_Given data_:
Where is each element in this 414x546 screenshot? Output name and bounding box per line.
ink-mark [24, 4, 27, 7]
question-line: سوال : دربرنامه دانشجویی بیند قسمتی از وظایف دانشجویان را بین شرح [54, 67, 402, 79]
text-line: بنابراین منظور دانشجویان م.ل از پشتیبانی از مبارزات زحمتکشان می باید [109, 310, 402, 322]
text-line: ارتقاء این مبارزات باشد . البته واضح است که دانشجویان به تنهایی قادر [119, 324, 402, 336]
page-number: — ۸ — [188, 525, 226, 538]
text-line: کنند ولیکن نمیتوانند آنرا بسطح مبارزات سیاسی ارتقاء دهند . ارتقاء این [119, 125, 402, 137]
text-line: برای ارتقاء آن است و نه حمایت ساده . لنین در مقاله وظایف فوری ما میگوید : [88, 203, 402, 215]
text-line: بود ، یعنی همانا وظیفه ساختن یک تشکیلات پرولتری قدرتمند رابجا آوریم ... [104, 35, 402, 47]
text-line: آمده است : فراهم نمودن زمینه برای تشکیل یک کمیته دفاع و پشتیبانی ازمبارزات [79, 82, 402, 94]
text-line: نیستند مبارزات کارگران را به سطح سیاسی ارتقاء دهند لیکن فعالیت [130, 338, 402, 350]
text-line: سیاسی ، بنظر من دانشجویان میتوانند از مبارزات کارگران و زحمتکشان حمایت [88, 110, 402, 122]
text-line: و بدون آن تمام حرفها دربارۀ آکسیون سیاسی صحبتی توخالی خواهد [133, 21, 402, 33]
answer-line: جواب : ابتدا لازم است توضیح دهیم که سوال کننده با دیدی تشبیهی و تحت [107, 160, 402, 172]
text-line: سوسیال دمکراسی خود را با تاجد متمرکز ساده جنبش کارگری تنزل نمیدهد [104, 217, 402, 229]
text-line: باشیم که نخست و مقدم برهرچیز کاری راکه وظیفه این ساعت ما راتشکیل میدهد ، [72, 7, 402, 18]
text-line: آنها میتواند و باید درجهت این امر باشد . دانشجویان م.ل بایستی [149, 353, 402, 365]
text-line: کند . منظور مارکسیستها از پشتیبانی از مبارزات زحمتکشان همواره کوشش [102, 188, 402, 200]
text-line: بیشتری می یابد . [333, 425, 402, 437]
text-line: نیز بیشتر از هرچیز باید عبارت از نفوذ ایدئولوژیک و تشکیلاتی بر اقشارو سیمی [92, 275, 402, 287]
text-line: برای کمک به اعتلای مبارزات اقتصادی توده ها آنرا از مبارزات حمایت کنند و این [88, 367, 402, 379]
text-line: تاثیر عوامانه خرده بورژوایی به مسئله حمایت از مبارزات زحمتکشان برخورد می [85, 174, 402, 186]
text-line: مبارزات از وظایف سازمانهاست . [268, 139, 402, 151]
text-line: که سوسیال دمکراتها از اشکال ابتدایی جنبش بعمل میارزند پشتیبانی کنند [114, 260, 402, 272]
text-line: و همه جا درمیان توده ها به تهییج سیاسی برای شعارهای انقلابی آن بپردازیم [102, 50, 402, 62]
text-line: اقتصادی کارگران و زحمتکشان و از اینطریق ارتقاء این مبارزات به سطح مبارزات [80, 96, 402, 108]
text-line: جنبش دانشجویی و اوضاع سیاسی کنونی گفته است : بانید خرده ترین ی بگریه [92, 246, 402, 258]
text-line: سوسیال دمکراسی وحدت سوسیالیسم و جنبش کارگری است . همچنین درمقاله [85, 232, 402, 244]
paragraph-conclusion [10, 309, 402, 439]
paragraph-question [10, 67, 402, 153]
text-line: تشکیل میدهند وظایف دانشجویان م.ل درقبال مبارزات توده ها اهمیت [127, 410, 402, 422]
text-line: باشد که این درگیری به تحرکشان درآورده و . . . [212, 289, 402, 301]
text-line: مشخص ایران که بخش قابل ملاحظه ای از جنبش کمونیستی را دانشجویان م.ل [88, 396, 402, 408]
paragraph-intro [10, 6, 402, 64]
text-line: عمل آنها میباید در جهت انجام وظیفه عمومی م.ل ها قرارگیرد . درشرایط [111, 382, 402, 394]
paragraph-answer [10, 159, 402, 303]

...

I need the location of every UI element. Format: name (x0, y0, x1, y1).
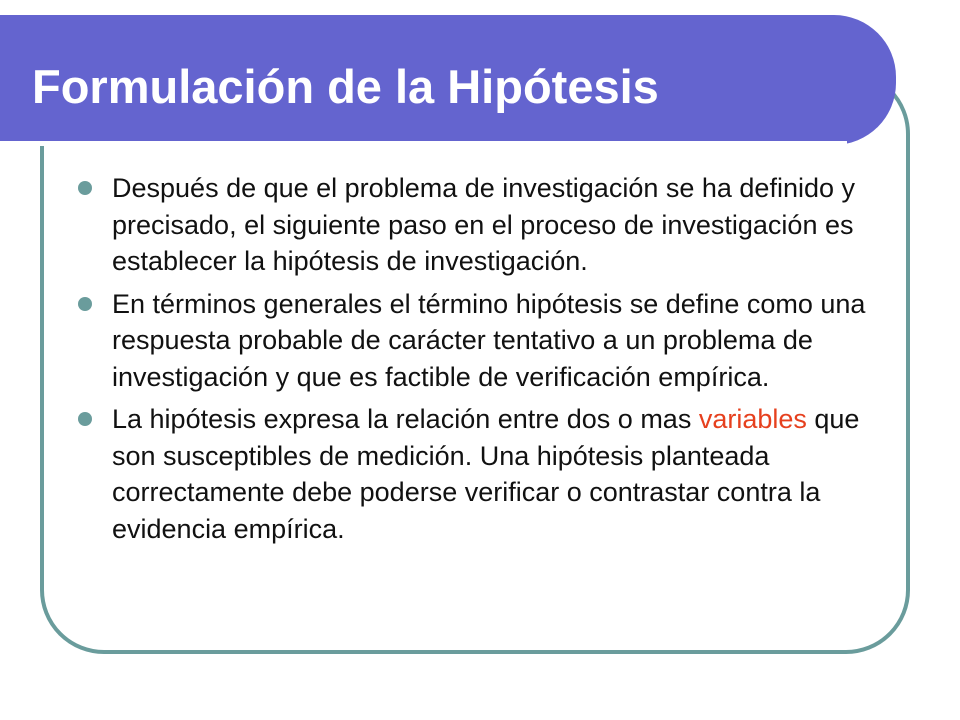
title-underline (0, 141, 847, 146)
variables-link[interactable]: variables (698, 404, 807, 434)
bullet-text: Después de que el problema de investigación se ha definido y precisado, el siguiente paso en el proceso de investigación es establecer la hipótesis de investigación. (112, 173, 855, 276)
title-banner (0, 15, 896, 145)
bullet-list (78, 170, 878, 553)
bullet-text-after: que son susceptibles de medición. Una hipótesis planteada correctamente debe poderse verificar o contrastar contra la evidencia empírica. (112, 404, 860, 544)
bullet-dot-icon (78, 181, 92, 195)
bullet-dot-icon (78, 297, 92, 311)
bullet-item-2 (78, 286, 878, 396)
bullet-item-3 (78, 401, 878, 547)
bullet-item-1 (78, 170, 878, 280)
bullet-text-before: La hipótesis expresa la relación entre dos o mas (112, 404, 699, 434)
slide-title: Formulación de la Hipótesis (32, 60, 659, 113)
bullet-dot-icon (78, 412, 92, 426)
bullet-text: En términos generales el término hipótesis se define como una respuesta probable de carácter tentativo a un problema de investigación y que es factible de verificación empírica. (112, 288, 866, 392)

* * *

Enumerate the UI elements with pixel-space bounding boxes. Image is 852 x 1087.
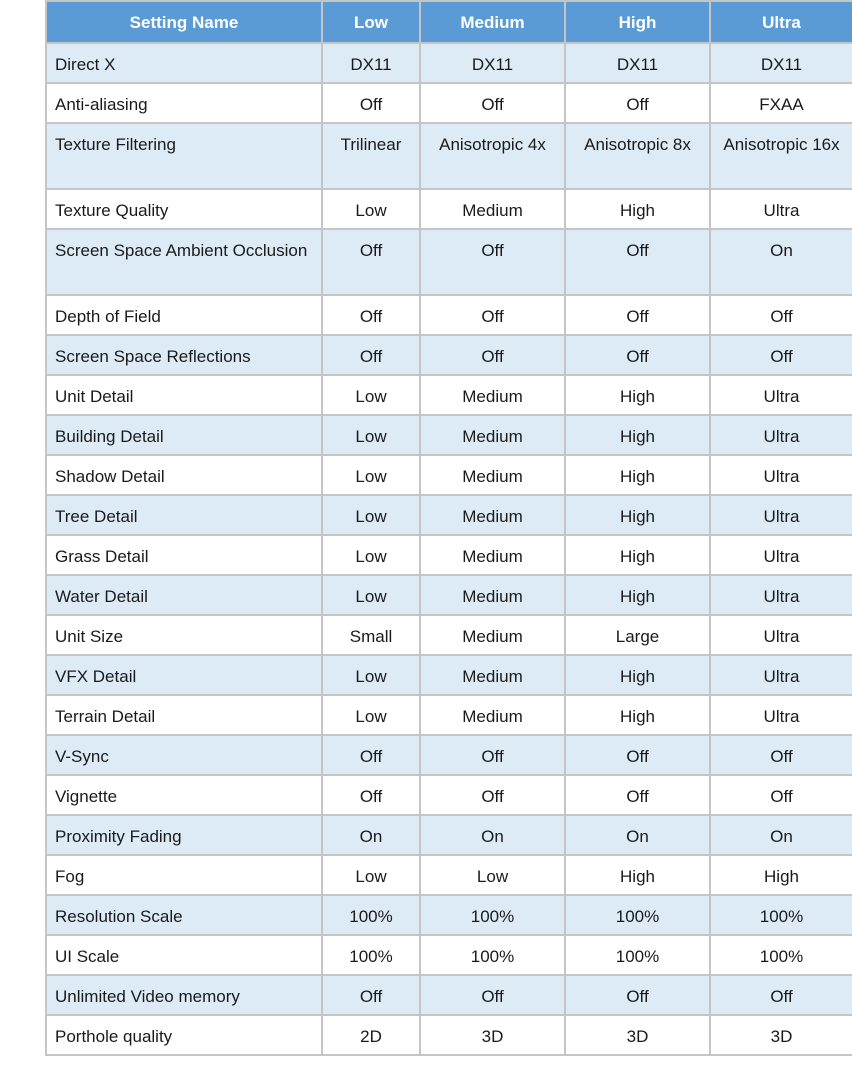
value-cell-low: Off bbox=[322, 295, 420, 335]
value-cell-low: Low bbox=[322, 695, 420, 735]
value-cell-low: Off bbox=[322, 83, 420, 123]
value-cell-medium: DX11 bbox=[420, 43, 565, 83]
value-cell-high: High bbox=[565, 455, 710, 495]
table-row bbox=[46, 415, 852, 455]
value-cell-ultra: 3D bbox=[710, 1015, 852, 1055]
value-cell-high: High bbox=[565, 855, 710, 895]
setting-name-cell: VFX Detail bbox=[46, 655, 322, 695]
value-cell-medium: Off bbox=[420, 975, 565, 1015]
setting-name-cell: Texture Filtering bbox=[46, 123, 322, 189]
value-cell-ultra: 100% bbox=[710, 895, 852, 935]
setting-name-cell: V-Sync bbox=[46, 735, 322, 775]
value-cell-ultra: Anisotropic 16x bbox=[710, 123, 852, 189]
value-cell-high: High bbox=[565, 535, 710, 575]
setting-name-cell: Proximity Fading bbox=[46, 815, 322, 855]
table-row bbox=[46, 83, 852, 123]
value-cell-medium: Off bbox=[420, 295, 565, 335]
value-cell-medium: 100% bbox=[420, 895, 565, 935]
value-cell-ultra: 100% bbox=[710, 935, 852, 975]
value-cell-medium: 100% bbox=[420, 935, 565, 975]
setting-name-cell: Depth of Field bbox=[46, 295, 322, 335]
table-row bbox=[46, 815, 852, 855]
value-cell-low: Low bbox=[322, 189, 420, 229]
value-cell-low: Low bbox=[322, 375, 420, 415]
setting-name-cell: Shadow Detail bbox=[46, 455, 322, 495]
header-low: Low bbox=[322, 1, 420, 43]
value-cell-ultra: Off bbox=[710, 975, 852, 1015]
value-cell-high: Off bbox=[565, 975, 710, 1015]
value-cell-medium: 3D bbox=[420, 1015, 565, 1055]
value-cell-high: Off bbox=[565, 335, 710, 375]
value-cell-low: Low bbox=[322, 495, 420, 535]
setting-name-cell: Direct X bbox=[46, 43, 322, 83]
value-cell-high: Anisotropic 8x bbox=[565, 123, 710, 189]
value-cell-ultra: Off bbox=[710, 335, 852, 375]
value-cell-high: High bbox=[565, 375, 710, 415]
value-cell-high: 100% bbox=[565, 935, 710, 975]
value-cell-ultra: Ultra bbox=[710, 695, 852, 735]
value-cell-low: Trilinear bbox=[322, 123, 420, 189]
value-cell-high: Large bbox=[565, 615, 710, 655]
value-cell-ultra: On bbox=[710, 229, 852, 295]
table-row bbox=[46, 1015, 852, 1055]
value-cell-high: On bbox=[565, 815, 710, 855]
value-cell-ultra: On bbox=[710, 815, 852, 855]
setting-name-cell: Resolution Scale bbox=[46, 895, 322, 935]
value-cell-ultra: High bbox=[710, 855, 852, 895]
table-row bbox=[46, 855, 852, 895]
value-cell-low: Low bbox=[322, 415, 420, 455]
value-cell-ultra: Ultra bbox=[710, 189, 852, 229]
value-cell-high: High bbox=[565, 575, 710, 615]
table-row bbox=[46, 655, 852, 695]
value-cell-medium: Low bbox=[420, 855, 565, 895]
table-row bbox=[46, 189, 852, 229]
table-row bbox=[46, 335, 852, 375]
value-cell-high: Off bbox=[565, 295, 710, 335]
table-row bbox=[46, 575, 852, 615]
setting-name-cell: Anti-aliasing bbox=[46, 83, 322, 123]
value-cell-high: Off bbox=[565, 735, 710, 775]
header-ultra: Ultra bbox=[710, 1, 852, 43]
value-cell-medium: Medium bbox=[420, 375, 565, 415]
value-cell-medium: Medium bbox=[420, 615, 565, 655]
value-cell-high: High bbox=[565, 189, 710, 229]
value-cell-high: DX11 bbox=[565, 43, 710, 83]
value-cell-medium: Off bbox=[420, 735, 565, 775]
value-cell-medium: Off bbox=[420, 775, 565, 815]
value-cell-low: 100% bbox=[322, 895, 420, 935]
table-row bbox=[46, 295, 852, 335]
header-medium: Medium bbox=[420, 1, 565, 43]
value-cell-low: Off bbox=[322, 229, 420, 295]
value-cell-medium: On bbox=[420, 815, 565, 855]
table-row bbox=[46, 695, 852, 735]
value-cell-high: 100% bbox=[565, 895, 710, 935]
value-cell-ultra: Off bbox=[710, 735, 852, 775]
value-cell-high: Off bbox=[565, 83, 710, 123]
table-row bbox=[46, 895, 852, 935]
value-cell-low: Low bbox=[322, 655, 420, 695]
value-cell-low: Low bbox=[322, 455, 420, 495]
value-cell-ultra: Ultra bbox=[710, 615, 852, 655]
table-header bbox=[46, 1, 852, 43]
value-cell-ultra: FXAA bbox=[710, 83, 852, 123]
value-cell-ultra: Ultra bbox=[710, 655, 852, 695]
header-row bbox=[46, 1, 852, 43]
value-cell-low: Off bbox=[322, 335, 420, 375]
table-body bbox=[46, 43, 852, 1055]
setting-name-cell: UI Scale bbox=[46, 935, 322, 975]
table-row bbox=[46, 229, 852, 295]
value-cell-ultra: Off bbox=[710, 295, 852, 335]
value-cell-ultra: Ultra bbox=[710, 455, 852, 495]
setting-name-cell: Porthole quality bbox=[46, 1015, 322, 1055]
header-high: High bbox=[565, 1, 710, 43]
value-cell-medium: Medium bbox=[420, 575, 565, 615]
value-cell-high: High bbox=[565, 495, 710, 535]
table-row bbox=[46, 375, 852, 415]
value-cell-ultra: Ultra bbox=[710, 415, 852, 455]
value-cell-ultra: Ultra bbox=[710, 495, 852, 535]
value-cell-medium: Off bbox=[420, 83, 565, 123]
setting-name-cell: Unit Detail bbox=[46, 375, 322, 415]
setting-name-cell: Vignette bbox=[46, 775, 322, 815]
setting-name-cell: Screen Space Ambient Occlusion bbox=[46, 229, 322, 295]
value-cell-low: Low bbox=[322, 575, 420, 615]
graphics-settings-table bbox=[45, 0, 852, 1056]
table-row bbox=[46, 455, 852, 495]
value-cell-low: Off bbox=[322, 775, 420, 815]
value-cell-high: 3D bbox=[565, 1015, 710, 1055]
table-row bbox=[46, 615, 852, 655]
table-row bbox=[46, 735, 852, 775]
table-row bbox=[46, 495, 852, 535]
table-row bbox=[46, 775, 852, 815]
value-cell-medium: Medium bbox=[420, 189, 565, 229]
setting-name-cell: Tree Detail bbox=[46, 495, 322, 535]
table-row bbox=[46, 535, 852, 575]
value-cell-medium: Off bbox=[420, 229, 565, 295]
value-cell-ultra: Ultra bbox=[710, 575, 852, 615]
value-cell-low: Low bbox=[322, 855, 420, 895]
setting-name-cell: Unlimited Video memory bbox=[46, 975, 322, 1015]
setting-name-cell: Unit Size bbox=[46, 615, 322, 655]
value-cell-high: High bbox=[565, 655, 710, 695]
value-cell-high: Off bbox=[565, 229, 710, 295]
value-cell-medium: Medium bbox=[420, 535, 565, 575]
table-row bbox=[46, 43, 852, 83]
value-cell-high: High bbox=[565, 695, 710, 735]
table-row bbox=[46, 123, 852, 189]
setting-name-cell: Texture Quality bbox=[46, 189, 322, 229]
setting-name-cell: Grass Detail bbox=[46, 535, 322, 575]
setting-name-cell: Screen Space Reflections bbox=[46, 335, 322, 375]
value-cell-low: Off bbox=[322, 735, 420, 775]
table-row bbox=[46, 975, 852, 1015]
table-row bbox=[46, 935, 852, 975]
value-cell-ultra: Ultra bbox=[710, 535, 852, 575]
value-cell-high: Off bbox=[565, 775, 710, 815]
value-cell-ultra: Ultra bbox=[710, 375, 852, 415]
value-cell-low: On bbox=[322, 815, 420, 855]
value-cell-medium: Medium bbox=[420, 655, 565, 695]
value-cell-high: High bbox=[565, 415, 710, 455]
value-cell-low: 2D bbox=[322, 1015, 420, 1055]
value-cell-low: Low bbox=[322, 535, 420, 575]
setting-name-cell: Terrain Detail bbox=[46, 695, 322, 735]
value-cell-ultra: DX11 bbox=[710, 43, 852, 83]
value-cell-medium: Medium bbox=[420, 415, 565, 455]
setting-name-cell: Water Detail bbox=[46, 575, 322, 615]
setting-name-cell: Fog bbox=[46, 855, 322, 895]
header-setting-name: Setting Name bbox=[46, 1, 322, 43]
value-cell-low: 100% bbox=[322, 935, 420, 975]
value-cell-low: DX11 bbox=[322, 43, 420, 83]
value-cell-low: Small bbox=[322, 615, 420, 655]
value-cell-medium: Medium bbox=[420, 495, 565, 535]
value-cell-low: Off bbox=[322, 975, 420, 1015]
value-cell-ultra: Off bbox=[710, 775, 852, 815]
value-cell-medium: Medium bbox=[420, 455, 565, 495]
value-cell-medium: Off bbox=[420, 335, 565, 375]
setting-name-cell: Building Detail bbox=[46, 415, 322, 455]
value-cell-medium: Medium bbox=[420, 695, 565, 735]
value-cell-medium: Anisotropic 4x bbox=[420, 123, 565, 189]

_What to do_: Report every line in the records above that contains the word "سوسیال", and copy each such line in full.

_Result of the exercise_:
text-line: سوسیال دمکراسی خود را با تاجد متمرکز ساده جنبش کارگری تنزل نمیدهد [104, 217, 402, 229]
text-line: که سوسیال دمکراتها از اشکال ابتدایی جنبش بعمل میارزند پشتیبانی کنند [114, 260, 402, 272]
text-line: سوسیال دمکراسی وحدت سوسیالیسم و جنبش کارگری است . همچنین درمقاله [85, 232, 402, 244]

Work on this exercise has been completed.